-- start of Records to use --

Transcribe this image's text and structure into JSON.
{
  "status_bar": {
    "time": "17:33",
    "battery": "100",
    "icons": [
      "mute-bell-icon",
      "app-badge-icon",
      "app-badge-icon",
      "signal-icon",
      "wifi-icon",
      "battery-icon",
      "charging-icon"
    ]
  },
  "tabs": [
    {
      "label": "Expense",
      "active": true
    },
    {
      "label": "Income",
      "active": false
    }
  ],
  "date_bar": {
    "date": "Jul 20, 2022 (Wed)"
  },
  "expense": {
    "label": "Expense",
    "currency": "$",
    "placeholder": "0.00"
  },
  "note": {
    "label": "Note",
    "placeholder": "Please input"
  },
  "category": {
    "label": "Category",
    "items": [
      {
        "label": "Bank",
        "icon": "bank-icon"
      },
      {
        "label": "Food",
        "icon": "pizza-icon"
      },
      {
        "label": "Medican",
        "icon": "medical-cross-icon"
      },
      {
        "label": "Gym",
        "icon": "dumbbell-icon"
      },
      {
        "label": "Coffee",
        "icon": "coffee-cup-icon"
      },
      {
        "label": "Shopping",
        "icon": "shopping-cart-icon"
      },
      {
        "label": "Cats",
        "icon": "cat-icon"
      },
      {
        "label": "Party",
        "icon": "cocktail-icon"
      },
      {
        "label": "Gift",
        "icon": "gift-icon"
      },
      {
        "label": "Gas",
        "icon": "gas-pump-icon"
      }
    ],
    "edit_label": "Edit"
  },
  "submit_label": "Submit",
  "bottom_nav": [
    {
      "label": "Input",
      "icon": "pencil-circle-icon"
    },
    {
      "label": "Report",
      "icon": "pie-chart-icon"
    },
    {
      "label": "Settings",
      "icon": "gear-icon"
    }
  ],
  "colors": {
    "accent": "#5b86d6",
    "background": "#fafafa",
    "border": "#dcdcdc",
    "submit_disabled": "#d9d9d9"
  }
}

-- end of Records to use --

_What the task requires_
Write every record out again, unaltered.

_Task output_
Transcribe this image's text and structure into JSON.
{
  "status_bar": {
    "time": "17:33",
    "battery": "100",
    "icons": [
      "mute-bell-icon",
      "app-badge-icon",
      "app-badge-icon",
      "signal-icon",
      "wifi-icon",
      "battery-icon",
      "charging-icon"
    ]
  },
  "tabs": [
    {
      "label": "Expense",
      "active": true
    },
    {
      "label": "Income",
      "active": false
    }
  ],
  "date_bar": {
    "date": "Jul 20, 2022 (Wed)"
  },
  "expense": {
    "label": "Expense",
    "currency": "$",
    "placeholder": "0.00"
  },
  "note": {
    "label": "Note",
    "placeholder": "Please input"
  },
  "category": {
    "label": "Category",
    "items": [
      {
        "label": "Bank",
        "icon": "bank-icon"
      },
      {
        "label": "Food",
        "icon": "pizza-icon"
      },
      {
        "label": "Medican",
        "icon": "medical-cross-icon"
      },
      {
        "label": "Gym",
        "icon": "dumbbell-icon"
      },
      {
        "label": "Coffee",
        "icon": "coffee-cup-icon"
      },
      {
        "label": "Shopping",
        "icon": "shopping-cart-icon"
      },
      {
        "label": "Cats",
        "icon": "cat-icon"
      },
      {
        "label": "Party",
        "icon": "cocktail-icon"
      },
      {
        "label": "Gift",
        "icon": "gift-icon"
      },
      {
        "label": "Gas",
        "icon": "gas-pump-icon"
      }
    ],
    "edit_label": "Edit"
  },
  "submit_label": "Submit",
  "bottom_nav": [
    {
      "label": "Input",
      "icon": "pencil-circle-icon"
    },
    {
      "label": "Report",
      "icon": "pie-chart-icon"
    },
    {
      "label": "Settings",
      "icon": "gear-icon"
    }
  ],
  "colors": {
    "accent": "#5b86d6",
    "background": "#fafafa",
    "border": "#dcdcdc",
    "submit_disabled": "#d9d9d9"
  }
}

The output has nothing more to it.